Entries supplied:
★ ★ ★ ★ ★ ★ ★

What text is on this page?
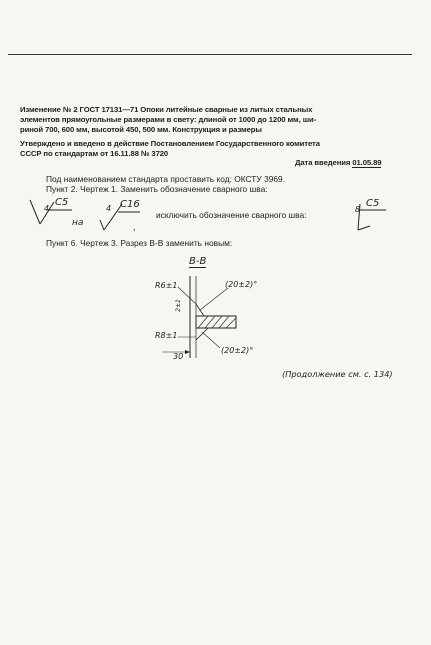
Изменение № 2 ГОСТ 17131—71 Опоки литейные сварные из литых стальных
элементов прямоугольные размерами в свету: длиной от 1000 до 1200 мм, ши-
риной 700, 600 мм, высотой 450, 500 мм. Конструкция и размеры
Утверждено и введено в действие Постановлением Государственного комитета
СССР по стандартам от 16.11.88 № 3720
Дата введения 01.05.89
Под наименованием стандарта проставить код: ОКСТУ 3969.
Пункт 2. Чертеж 1. Заменить обозначение сварного шва:
С5
4
на
С16
4
,
исключить обозначение сварного шва:
С5
8
Пункт 6. Чертеж 3. Разрез В-В заменить новым:
В-В
R6±1	(20±2)°
2±1
R8±1
(20±2)°
30
(Продолжение см. с. 134)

★ ★ ★ ★ ★ ★ ★

Directions for this task:
All of the data above should be transcribed verbatim, with pictures omitted.

Problem solution:
What text is on this page?
Изменение № 2 ГОСТ 17131—71 Опоки литейные сварные из литых стальных
элементов прямоугольные размерами в свету: длиной от 1000 до 1200 мм, ши-
риной 700, 600 мм, высотой 450, 500 мм. Конструкция и размеры
Утверждено и введено в действие Постановлением Государственного комитета
СССР по стандартам от 16.11.88 № 3720
Дата введения 01.05.89
Под наименованием стандарта проставить код: ОКСТУ 3969.
Пункт 2. Чертеж 1. Заменить обозначение сварного шва:
С5
4
на
С16
4
,
исключить обозначение сварного шва:
С5
8
Пункт 6. Чертеж 3. Разрез В-В заменить новым:
В-В
R6±1	(20±2)°
2±1
R8±1
(20±2)°
30
(Продолжение см. с. 134)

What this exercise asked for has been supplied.